(Dataset rows)
+++

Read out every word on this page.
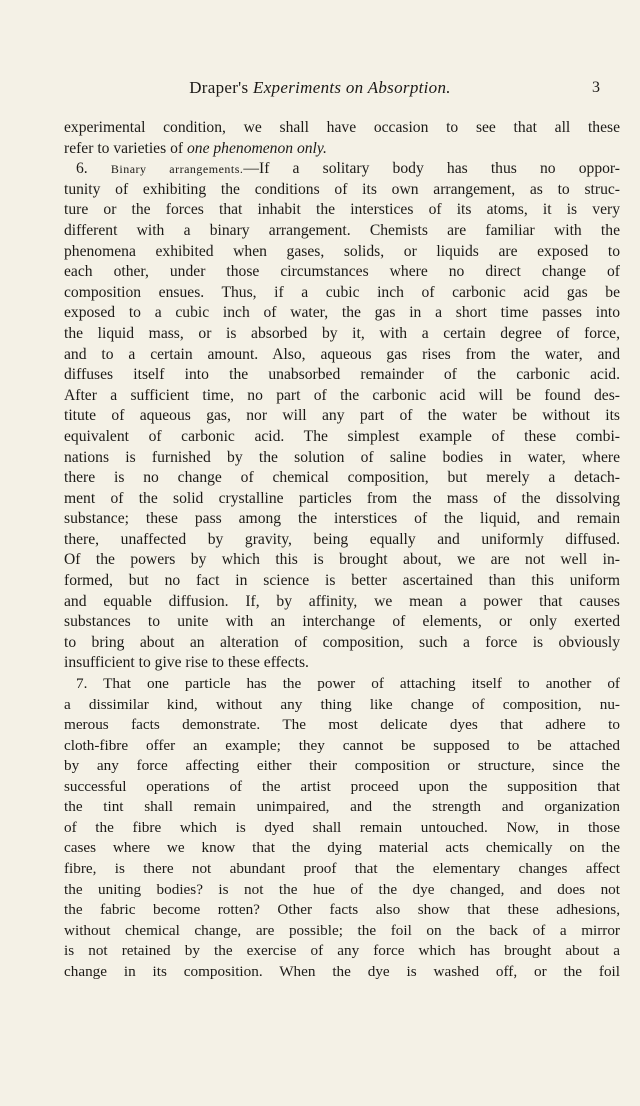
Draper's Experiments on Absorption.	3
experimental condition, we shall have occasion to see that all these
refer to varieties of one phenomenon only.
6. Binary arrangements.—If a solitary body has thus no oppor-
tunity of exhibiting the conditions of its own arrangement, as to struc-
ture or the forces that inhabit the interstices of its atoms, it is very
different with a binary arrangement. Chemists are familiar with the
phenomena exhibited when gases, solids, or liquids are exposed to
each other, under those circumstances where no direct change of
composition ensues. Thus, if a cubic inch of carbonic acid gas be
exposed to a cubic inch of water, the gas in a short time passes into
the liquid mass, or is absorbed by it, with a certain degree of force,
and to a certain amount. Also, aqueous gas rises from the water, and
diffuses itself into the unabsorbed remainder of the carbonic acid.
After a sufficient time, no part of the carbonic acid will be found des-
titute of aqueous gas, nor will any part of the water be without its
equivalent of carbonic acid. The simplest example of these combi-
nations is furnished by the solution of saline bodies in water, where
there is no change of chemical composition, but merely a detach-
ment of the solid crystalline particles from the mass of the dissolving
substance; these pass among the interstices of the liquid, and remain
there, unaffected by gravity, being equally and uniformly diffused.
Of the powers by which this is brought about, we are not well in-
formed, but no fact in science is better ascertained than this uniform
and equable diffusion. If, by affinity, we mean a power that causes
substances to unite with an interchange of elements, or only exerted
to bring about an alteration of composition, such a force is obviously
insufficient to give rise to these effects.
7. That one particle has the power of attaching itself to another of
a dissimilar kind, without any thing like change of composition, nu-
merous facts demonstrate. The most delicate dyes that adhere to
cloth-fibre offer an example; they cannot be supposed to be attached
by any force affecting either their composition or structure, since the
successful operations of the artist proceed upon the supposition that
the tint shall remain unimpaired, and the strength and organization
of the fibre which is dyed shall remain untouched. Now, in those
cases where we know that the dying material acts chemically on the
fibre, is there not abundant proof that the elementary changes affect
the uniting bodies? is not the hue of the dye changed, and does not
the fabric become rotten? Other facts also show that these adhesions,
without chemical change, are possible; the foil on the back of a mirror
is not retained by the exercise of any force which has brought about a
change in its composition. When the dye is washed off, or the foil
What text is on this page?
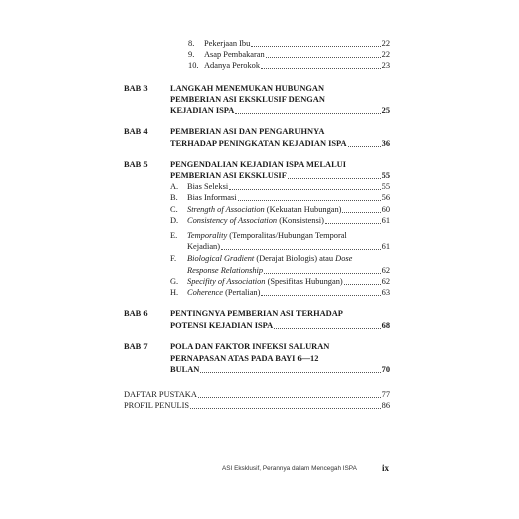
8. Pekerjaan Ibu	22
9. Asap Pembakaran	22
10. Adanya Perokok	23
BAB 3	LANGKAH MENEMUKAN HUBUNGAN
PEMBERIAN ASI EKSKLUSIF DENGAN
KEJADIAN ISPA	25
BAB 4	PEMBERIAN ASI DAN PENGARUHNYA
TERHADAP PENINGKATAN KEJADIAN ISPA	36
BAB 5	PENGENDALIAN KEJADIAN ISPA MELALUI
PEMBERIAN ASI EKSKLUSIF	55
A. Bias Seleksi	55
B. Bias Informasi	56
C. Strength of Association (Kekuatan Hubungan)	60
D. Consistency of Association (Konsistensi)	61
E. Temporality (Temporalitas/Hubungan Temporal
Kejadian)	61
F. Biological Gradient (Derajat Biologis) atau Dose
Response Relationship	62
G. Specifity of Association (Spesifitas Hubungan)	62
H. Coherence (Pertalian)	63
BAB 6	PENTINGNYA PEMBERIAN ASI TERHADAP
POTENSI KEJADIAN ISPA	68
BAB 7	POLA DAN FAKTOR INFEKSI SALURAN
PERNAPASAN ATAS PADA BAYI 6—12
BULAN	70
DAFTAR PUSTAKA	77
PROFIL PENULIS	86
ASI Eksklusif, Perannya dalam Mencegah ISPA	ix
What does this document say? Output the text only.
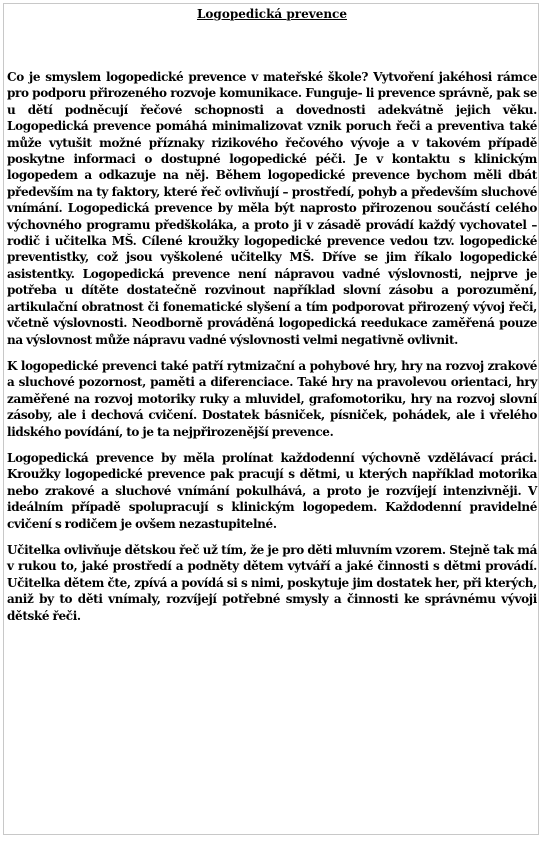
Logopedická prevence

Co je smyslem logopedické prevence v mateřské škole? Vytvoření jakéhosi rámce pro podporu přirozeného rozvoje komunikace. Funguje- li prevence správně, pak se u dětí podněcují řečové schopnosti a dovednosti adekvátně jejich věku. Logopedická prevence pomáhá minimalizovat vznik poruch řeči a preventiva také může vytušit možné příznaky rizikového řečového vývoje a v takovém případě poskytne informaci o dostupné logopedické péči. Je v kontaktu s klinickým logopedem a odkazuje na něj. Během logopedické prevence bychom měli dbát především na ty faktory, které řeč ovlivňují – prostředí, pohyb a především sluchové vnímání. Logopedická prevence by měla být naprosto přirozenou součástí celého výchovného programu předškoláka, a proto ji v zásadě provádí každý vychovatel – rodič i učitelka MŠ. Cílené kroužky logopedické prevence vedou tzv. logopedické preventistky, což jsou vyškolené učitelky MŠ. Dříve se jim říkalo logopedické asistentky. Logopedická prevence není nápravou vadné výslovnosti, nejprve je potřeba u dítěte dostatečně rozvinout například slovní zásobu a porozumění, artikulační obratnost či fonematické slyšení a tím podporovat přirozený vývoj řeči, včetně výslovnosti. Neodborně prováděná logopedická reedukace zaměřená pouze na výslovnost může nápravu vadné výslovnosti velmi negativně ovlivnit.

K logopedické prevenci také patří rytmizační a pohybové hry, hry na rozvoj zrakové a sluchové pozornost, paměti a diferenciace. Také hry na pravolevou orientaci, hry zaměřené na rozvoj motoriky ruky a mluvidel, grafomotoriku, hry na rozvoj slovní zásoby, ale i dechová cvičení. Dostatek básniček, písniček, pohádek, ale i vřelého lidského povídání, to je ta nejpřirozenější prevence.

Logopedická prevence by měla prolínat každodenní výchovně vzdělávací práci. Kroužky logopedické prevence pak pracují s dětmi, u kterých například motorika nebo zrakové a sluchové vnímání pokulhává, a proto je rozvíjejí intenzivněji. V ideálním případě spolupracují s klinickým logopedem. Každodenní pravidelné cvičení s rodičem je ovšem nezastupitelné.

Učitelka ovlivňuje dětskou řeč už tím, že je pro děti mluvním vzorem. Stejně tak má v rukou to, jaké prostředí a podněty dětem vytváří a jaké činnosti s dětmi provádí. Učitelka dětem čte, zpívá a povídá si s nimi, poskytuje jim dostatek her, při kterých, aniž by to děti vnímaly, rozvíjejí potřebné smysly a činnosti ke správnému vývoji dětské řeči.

+++

• **What is expected**: Images must not appear in the copy; reproduce everything else in the records verbatim.

• **Answer to the problem**:
Read out every word on this page.
Draper's Experiments on Absorption.	3
experimental condition, we shall have occasion to see that all these
refer to varieties of one phenomenon only.
6. Binary arrangements.—If a solitary body has thus no oppor-
tunity of exhibiting the conditions of its own arrangement, as to struc-
ture or the forces that inhabit the interstices of its atoms, it is very
different with a binary arrangement. Chemists are familiar with the
phenomena exhibited when gases, solids, or liquids are exposed to
each other, under those circumstances where no direct change of
composition ensues. Thus, if a cubic inch of carbonic acid gas be
exposed to a cubic inch of water, the gas in a short time passes into
the liquid mass, or is absorbed by it, with a certain degree of force,
and to a certain amount. Also, aqueous gas rises from the water, and
diffuses itself into the unabsorbed remainder of the carbonic acid.
After a sufficient time, no part of the carbonic acid will be found des-
titute of aqueous gas, nor will any part of the water be without its
equivalent of carbonic acid. The simplest example of these combi-
nations is furnished by the solution of saline bodies in water, where
there is no change of chemical composition, but merely a detach-
ment of the solid crystalline particles from the mass of the dissolving
substance; these pass among the interstices of the liquid, and remain
there, unaffected by gravity, being equally and uniformly diffused.
Of the powers by which this is brought about, we are not well in-
formed, but no fact in science is better ascertained than this uniform
and equable diffusion. If, by affinity, we mean a power that causes
substances to unite with an interchange of elements, or only exerted
to bring about an alteration of composition, such a force is obviously
insufficient to give rise to these effects.
7. That one particle has the power of attaching itself to another of
a dissimilar kind, without any thing like change of composition, nu-
merous facts demonstrate. The most delicate dyes that adhere to
cloth-fibre offer an example; they cannot be supposed to be attached
by any force affecting either their composition or structure, since the
successful operations of the artist proceed upon the supposition that
the tint shall remain unimpaired, and the strength and organization
of the fibre which is dyed shall remain untouched. Now, in those
cases where we know that the dying material acts chemically on the
fibre, is there not abundant proof that the elementary changes affect
the uniting bodies? is not the hue of the dye changed, and does not
the fabric become rotten? Other facts also show that these adhesions,
without chemical change, are possible; the foil on the back of a mirror
is not retained by the exercise of any force which has brought about a
change in its composition. When the dye is washed off, or the foil
What text is on this page?
8. Pekerjaan Ibu	22
9. Asap Pembakaran	22
10. Adanya Perokok	23
BAB 3	LANGKAH MENEMUKAN HUBUNGAN
PEMBERIAN ASI EKSKLUSIF DENGAN
KEJADIAN ISPA	25
BAB 4	PEMBERIAN ASI DAN PENGARUHNYA
TERHADAP PENINGKATAN KEJADIAN ISPA	36
BAB 5	PENGENDALIAN KEJADIAN ISPA MELALUI
PEMBERIAN ASI EKSKLUSIF	55
A. Bias Seleksi	55
B. Bias Informasi	56
C. Strength of Association (Kekuatan Hubungan)	60
D. Consistency of Association (Konsistensi)	61
E. Temporality (Temporalitas/Hubungan Temporal
Kejadian)	61
F. Biological Gradient (Derajat Biologis) atau Dose
Response Relationship	62
G. Specifity of Association (Spesifitas Hubungan)	62
H. Coherence (Pertalian)	63
BAB 6	PENTINGNYA PEMBERIAN ASI TERHADAP
POTENSI KEJADIAN ISPA	68
BAB 7	POLA DAN FAKTOR INFEKSI SALURAN
PERNAPASAN ATAS PADA BAYI 6—12
BULAN	70
DAFTAR PUSTAKA	77
PROFIL PENULIS	86
ASI Eksklusif, Perannya dalam Mencegah ISPA	ix
What does this document say? Output the text only.
Logopedická prevence

Co je smyslem logopedické prevence v mateřské škole? Vytvoření jakéhosi rámce pro podporu přirozeného rozvoje komunikace. Funguje- li prevence správně, pak se u dětí podněcují řečové schopnosti a dovednosti adekvátně jejich věku. Logopedická prevence pomáhá minimalizovat vznik poruch řeči a preventiva také může vytušit možné příznaky rizikového řečového vývoje a v takovém případě poskytne informaci o dostupné logopedické péči. Je v kontaktu s klinickým logopedem a odkazuje na něj. Během logopedické prevence bychom měli dbát především na ty faktory, které řeč ovlivňují – prostředí, pohyb a především sluchové vnímání. Logopedická prevence by měla být naprosto přirozenou součástí celého výchovného programu předškoláka, a proto ji v zásadě provádí každý vychovatel – rodič i učitelka MŠ. Cílené kroužky logopedické prevence vedou tzv. logopedické preventistky, což jsou vyškolené učitelky MŠ. Dříve se jim říkalo logopedické asistentky. Logopedická prevence není nápravou vadné výslovnosti, nejprve je potřeba u dítěte dostatečně rozvinout například slovní zásobu a porozumění, artikulační obratnost či fonematické slyšení a tím podporovat přirozený vývoj řeči, včetně výslovnosti. Neodborně prováděná logopedická reedukace zaměřená pouze na výslovnost může nápravu vadné výslovnosti velmi negativně ovlivnit.

K logopedické prevenci také patří rytmizační a pohybové hry, hry na rozvoj zrakové a sluchové pozornost, paměti a diferenciace. Také hry na pravolevou orientaci, hry zaměřené na rozvoj motoriky ruky a mluvidel, grafomotoriku, hry na rozvoj slovní zásoby, ale i dechová cvičení. Dostatek básniček, písniček, pohádek, ale i vřelého lidského povídání, to je ta nejpřirozenější prevence.

Logopedická prevence by měla prolínat každodenní výchovně vzdělávací práci. Kroužky logopedické prevence pak pracují s dětmi, u kterých například motorika nebo zrakové a sluchové vnímání pokulhává, a proto je rozvíjejí intenzivněji. V ideálním případě spolupracují s klinickým logopedem. Každodenní pravidelné cvičení s rodičem je ovšem nezastupitelné.

Učitelka ovlivňuje dětskou řeč už tím, že je pro děti mluvním vzorem. Stejně tak má v rukou to, jaké prostředí a podněty dětem vytváří a jaké činnosti s dětmi provádí. Učitelka dětem čte, zpívá a povídá si s nimi, poskytuje jim dostatek her, při kterých, aniž by to děti vnímaly, rozvíjejí potřebné smysly a činnosti ke správnému vývoji dětské řeči.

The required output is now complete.